EXERCISE BRIEF:
Count the lines below that contain the word "para". Give only the number.
╭─ EXTRACTED INFORMATION
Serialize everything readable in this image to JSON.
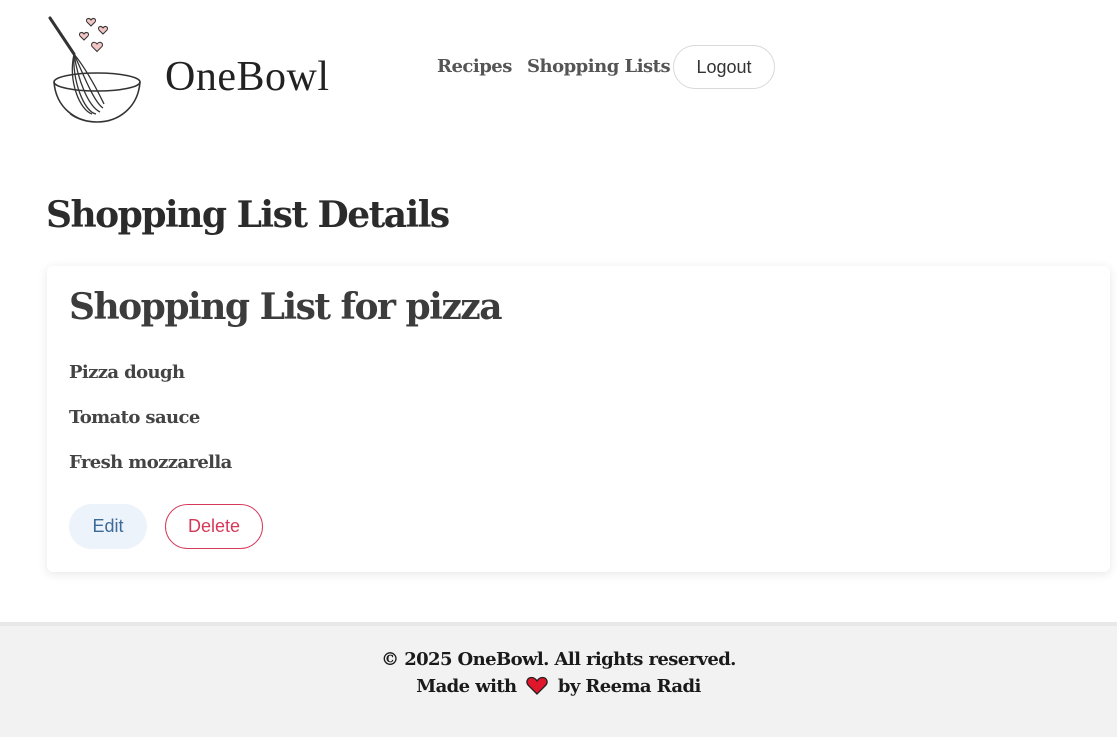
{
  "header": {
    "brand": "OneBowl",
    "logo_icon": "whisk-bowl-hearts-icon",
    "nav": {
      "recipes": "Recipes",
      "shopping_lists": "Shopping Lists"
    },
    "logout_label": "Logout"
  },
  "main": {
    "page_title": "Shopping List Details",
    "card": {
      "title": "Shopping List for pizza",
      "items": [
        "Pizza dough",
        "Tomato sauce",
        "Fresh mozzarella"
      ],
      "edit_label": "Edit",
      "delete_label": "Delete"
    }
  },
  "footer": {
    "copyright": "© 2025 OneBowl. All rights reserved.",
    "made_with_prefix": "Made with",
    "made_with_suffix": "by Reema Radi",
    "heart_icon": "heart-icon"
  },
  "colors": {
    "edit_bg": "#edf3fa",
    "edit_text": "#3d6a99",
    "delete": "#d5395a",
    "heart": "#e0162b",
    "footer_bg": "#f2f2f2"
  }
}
╰─
╭─ EXTRACTED INFORMATION
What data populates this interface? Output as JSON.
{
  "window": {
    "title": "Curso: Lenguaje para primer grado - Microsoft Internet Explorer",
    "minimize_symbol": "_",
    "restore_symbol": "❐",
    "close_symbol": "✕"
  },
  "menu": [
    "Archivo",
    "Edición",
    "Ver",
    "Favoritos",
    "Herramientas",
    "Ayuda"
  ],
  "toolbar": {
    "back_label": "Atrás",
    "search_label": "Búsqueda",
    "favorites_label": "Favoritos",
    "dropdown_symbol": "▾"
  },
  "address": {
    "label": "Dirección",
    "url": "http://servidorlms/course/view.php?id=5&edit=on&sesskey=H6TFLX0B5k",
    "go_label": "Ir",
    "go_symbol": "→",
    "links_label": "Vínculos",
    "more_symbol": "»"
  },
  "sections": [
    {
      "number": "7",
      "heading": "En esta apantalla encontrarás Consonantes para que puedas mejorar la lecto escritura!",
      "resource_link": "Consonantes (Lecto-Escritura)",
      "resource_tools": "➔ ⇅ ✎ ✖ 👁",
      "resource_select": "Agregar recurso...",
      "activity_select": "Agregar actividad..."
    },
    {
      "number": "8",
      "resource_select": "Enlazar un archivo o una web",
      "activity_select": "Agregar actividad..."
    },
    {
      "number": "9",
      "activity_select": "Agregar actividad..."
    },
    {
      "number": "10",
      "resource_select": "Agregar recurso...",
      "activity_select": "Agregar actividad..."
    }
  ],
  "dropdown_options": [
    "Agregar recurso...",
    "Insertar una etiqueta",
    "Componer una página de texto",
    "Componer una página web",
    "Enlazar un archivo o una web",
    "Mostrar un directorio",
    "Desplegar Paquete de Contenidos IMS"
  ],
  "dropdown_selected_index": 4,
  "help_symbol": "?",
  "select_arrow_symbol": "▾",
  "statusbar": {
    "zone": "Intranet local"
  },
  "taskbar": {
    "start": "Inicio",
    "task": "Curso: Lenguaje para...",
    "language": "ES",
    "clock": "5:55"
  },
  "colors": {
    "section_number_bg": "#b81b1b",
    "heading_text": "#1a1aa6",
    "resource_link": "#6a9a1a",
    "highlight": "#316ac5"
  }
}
╰─
TASK RESULT:
3